* BEGIN Provided entries *

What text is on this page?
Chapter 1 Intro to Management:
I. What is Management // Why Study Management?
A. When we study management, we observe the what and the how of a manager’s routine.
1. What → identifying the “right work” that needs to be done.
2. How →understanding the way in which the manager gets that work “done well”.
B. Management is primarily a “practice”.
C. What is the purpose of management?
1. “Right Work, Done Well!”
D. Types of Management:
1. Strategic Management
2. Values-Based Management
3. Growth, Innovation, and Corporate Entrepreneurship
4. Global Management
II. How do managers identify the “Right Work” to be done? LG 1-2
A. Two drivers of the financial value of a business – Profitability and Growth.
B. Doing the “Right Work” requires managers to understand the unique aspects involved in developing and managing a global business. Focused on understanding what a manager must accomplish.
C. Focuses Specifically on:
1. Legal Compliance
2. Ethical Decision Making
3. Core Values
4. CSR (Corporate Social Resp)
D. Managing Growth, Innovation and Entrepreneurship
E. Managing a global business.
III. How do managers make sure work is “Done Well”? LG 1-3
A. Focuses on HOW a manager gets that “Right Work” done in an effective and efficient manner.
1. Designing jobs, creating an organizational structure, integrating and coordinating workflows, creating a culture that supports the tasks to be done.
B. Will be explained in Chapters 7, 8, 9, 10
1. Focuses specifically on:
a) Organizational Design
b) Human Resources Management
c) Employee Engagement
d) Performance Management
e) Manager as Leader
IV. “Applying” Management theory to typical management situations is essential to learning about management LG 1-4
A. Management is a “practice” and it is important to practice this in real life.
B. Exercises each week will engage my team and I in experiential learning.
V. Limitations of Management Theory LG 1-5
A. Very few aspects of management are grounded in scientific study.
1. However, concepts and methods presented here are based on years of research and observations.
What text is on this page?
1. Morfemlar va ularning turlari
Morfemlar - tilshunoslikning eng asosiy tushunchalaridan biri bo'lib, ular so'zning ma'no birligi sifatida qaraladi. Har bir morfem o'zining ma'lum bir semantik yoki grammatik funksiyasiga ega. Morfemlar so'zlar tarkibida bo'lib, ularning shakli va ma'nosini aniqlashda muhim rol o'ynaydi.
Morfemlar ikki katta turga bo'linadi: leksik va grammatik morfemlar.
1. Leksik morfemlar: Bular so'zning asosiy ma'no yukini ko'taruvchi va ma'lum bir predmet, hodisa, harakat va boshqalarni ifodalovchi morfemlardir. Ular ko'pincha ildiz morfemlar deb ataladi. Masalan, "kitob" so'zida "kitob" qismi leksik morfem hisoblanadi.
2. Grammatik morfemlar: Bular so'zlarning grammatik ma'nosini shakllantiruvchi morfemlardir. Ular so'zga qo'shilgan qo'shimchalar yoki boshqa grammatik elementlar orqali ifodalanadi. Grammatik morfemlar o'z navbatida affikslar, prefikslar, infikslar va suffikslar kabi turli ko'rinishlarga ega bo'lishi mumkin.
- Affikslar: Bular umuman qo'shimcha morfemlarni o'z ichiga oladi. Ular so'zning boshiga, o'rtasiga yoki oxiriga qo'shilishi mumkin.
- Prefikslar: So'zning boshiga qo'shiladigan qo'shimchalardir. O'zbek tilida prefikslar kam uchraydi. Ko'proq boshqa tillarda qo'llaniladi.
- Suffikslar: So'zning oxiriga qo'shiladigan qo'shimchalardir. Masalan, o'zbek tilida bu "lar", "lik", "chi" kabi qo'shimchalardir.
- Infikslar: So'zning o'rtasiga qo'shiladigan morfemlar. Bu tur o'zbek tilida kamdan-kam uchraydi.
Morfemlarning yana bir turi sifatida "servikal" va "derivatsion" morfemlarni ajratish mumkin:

* END Provided entries *

Using the listing, collect all lines in which the string "rtasiga" is found.

Task solution
- Affikslar: Bular umuman qo'shimcha morfemlarni o'z ichiga oladi. Ular so'zning boshiga, o'rtasiga yoki oxiriga qo'shilishi mumkin.
- Infikslar: So'zning o'rtasiga qo'shiladigan morfemlar. Bu tur o'zbek tilida kamdan-kam uchraydi.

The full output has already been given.